Document extract ::
━━━━━━━━

TriciaH87 · 09/09/2019 22:40

I had to tell my eldest father as we worked together but given the choice I wish I went with my gut instinct and moved back home telling him I aborted the baby like he told me too. Yes I would have raised ds with no I put from him not even financially but would have saved ds the hurt of a father who treated him like a toy he could pick up when it suited. My life would be easier without him in it. Your dc will never have to know the truth unless you decide to tell them in which case that would be on your terms when you feel ready. A relationship with the siblings would be unlikely now anyway based on the circumstances so I would contact the mothers in years to come if you wanted to establish a bond.

Uniformuniformuniform · 09/09/2019 22:44

I would keep the baby but not tell him also keep your child off of social media! Just in case. And be careful if you have any mutual acquaintances.

Whattodowith · 09/09/2019 23:16

I was in an abusive relationship years ago and I thank my lucky stars I never got pregnant to him. I feel similarly to you re abortion but I think I’d have been left with no choice if I’d fallen pregnant to him.

A child will be a tie to him for the rest of your life. You can go ahead and not tell him of course but I fear it will bite you when your child grows up and starts asking questions. Unless you pretend not to know who the Father is and take that to your grave (some women do) then your child may want to track him down one day. That will be the can of worms right there, he will suddenly be in your life again raking up bad memories 16/17/18 years down the line.

━━━━━━━━

Provided material ::
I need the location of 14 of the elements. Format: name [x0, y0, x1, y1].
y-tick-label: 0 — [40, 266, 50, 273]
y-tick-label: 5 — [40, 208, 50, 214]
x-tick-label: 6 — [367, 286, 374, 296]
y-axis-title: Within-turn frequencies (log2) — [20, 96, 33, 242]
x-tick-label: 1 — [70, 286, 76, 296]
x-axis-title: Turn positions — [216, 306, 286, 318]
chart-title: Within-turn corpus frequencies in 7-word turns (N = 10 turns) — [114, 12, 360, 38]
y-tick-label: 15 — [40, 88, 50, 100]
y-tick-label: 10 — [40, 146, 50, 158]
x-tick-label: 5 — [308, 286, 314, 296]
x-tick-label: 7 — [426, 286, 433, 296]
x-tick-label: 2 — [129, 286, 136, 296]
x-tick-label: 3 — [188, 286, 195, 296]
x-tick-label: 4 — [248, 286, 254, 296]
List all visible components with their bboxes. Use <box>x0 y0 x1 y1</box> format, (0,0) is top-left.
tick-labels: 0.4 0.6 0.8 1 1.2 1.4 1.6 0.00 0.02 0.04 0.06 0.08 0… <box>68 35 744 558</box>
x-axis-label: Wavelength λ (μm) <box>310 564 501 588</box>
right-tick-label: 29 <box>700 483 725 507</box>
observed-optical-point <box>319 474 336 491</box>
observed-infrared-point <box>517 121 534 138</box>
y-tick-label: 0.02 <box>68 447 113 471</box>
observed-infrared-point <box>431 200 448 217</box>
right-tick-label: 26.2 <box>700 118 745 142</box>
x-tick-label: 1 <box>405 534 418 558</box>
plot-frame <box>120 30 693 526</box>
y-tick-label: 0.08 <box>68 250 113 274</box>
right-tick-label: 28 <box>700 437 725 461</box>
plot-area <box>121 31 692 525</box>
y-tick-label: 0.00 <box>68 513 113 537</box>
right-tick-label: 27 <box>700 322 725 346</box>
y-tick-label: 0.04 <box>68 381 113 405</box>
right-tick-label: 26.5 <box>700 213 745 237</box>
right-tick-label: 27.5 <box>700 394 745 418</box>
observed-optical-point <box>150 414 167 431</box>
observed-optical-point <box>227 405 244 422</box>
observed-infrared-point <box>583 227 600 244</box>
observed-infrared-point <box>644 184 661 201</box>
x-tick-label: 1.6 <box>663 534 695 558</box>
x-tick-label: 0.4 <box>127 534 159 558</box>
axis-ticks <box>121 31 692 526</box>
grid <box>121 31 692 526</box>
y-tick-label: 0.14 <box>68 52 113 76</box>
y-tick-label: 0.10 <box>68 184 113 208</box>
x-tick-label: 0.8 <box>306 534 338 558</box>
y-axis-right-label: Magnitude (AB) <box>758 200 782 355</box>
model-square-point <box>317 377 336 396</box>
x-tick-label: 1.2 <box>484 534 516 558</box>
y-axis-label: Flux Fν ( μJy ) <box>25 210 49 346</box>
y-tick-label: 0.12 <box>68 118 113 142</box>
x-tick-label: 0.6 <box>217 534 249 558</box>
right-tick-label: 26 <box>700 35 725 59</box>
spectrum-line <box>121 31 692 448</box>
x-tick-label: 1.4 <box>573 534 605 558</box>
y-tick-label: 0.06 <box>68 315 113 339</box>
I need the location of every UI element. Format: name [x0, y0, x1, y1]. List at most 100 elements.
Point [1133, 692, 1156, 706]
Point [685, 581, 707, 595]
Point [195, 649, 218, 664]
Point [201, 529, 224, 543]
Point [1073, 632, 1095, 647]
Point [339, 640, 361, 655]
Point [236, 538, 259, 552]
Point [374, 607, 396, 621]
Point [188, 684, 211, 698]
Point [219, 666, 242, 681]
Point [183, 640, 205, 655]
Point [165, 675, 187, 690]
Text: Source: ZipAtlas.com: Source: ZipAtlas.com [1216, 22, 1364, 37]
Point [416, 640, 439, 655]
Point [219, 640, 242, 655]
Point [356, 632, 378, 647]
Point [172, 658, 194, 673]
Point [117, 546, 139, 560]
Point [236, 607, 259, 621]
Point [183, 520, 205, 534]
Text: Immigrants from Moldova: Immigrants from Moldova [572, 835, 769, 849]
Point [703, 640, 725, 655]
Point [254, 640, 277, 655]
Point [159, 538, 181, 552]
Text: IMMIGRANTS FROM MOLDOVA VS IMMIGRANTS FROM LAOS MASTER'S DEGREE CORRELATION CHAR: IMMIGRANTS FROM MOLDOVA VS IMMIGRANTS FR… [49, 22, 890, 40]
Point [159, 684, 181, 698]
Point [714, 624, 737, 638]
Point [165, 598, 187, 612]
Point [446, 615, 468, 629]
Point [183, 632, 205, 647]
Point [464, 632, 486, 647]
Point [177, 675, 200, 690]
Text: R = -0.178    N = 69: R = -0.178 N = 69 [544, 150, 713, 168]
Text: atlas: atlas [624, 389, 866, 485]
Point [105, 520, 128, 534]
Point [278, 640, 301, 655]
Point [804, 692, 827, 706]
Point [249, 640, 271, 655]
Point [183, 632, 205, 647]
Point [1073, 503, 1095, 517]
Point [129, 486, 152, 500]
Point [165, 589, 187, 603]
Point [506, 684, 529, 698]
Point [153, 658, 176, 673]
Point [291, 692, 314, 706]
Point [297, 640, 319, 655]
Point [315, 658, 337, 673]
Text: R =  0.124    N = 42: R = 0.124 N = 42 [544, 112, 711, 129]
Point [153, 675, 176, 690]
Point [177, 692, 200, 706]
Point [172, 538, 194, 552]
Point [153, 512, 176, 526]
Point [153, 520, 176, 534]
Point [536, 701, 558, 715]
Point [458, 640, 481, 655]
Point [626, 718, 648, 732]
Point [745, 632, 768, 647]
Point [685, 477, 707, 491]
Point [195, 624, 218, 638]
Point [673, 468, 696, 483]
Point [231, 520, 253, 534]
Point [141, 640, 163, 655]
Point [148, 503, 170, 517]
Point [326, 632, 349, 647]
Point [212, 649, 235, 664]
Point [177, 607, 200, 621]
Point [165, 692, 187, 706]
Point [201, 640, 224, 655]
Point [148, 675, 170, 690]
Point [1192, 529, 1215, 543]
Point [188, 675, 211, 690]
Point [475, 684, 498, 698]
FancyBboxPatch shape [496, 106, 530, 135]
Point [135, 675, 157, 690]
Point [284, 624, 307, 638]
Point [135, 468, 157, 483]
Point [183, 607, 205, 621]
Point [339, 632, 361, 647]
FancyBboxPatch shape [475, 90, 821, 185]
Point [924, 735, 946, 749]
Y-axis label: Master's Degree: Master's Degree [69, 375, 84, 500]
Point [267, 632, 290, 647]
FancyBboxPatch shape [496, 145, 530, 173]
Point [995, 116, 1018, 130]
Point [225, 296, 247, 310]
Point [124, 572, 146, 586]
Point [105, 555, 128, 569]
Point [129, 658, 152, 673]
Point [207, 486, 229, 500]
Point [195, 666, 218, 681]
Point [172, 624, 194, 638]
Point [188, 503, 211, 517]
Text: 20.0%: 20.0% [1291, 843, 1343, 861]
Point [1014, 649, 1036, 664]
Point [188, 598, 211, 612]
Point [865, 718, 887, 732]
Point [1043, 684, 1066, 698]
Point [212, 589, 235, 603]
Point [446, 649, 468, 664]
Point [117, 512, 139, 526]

━━━━━━━━

Work request 1 :: Copy the stretch of the forum thread from "A child will" through "down the line.".
Work request 2 :: In the forum thread, why does Whattodowith fear that not telling the father will cause trouble later?
Rely only on the forum thread to complete these tasks, not on the entries.

Expected answer 1 ::
A child will be a tie to him for the rest of your life. You can go ahead and not tell him of course but I fear it will bite you when your child grows up and starts asking questions. Unless you pretend not to know who the Father is and take that to your grave (some women do) then your child may want to track him down one day. That will be the can of worms right there, he will suddenly be in your life again raking up bad memories 16/17/18 years down the line.

Expected answer 2 :: When the child grows up and starts asking questions, the child may want to track him down, unless the parent pretends not to know who the father is. He would then suddenly be back in the parent's life, raking up bad memories 16, 17 or 18 years later.